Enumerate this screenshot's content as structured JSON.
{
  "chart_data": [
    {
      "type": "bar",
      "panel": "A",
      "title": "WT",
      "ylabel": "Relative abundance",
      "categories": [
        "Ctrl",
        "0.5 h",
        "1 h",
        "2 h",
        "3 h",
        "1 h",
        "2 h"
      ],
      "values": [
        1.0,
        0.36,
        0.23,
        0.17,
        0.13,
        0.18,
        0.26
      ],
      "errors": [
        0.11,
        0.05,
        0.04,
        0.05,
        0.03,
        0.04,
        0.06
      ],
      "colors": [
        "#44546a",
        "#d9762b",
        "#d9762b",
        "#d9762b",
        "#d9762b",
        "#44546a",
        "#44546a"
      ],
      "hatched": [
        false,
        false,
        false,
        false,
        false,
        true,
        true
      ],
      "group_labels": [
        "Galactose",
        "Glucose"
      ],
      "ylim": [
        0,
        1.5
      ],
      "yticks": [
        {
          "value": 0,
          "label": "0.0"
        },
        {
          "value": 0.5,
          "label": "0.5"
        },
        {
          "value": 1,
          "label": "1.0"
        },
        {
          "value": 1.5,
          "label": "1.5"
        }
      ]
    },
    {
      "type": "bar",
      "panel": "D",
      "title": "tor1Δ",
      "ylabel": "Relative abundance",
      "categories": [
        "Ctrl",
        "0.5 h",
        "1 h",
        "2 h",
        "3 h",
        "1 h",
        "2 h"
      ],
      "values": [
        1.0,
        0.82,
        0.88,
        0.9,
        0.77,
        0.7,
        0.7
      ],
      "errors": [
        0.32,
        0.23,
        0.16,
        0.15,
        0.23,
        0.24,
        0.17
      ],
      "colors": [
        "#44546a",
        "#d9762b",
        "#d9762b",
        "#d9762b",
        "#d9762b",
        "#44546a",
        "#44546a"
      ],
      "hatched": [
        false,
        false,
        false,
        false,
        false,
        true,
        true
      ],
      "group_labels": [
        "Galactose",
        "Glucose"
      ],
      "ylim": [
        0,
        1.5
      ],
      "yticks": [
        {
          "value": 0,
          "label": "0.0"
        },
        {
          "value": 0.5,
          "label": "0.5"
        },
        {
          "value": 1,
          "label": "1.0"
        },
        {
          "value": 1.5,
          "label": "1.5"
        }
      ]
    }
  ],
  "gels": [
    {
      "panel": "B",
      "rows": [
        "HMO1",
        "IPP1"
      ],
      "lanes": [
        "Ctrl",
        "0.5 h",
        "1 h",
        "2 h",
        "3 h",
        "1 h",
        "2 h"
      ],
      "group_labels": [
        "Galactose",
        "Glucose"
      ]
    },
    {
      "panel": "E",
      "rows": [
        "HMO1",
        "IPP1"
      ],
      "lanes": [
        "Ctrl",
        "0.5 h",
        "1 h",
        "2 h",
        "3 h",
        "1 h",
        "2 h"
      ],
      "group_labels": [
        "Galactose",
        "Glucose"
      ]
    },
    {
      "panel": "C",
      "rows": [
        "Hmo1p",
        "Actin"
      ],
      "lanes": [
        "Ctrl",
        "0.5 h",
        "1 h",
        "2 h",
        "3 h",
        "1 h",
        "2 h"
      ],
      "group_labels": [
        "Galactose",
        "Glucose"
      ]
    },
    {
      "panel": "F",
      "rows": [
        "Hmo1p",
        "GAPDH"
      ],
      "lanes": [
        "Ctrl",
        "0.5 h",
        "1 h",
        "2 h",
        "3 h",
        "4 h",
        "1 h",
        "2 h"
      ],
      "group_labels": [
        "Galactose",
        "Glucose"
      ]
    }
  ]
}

^^^^^^^^^^^^^^^^

### Requirements
Extract every entry in the listing word for word.

### Exercise output
Enumerate this screenshot's content as structured JSON.
{
  "chart_data": [
    {
      "type": "bar",
      "panel": "A",
      "title": "WT",
      "ylabel": "Relative abundance",
      "categories": [
        "Ctrl",
        "0.5 h",
        "1 h",
        "2 h",
        "3 h",
        "1 h",
        "2 h"
      ],
      "values": [
        1.0,
        0.36,
        0.23,
        0.17,
        0.13,
        0.18,
        0.26
      ],
      "errors": [
        0.11,
        0.05,
        0.04,
        0.05,
        0.03,
        0.04,
        0.06
      ],
      "colors": [
        "#44546a",
        "#d9762b",
        "#d9762b",
        "#d9762b",
        "#d9762b",
        "#44546a",
        "#44546a"
      ],
      "hatched": [
        false,
        false,
        false,
        false,
        false,
        true,
        true
      ],
      "group_labels": [
        "Galactose",
        "Glucose"
      ],
      "ylim": [
        0,
        1.5
      ],
      "yticks": [
        {
          "value": 0,
          "label": "0.0"
        },
        {
          "value": 0.5,
          "label": "0.5"
        },
        {
          "value": 1,
          "label": "1.0"
        },
        {
          "value": 1.5,
          "label": "1.5"
        }
      ]
    },
    {
      "type": "bar",
      "panel": "D",
      "title": "tor1Δ",
      "ylabel": "Relative abundance",
      "categories": [
        "Ctrl",
        "0.5 h",
        "1 h",
        "2 h",
        "3 h",
        "1 h",
        "2 h"
      ],
      "values": [
        1.0,
        0.82,
        0.88,
        0.9,
        0.77,
        0.7,
        0.7
      ],
      "errors": [
        0.32,
        0.23,
        0.16,
        0.15,
        0.23,
        0.24,
        0.17
      ],
      "colors": [
        "#44546a",
        "#d9762b",
        "#d9762b",
        "#d9762b",
        "#d9762b",
        "#44546a",
        "#44546a"
      ],
      "hatched": [
        false,
        false,
        false,
        false,
        false,
        true,
        true
      ],
      "group_labels": [
        "Galactose",
        "Glucose"
      ],
      "ylim": [
        0,
        1.5
      ],
      "yticks": [
        {
          "value": 0,
          "label": "0.0"
        },
        {
          "value": 0.5,
          "label": "0.5"
        },
        {
          "value": 1,
          "label": "1.0"
        },
        {
          "value": 1.5,
          "label": "1.5"
        }
      ]
    }
  ],
  "gels": [
    {
      "panel": "B",
      "rows": [
        "HMO1",
        "IPP1"
      ],
      "lanes": [
        "Ctrl",
        "0.5 h",
        "1 h",
        "2 h",
        "3 h",
        "1 h",
        "2 h"
      ],
      "group_labels": [
        "Galactose",
        "Glucose"
      ]
    },
    {
      "panel": "E",
      "rows": [
        "HMO1",
        "IPP1"
      ],
      "lanes": [
        "Ctrl",
        "0.5 h",
        "1 h",
        "2 h",
        "3 h",
        "1 h",
        "2 h"
      ],
      "group_labels": [
        "Galactose",
        "Glucose"
      ]
    },
    {
      "panel": "C",
      "rows": [
        "Hmo1p",
        "Actin"
      ],
      "lanes": [
        "Ctrl",
        "0.5 h",
        "1 h",
        "2 h",
        "3 h",
        "1 h",
        "2 h"
      ],
      "group_labels": [
        "Galactose",
        "Glucose"
      ]
    },
    {
      "panel": "F",
      "rows": [
        "Hmo1p",
        "GAPDH"
      ],
      "lanes": [
        "Ctrl",
        "0.5 h",
        "1 h",
        "2 h",
        "3 h",
        "4 h",
        "1 h",
        "2 h"
      ],
      "group_labels": [
        "Galactose",
        "Glucose"
      ]
    }
  ]
}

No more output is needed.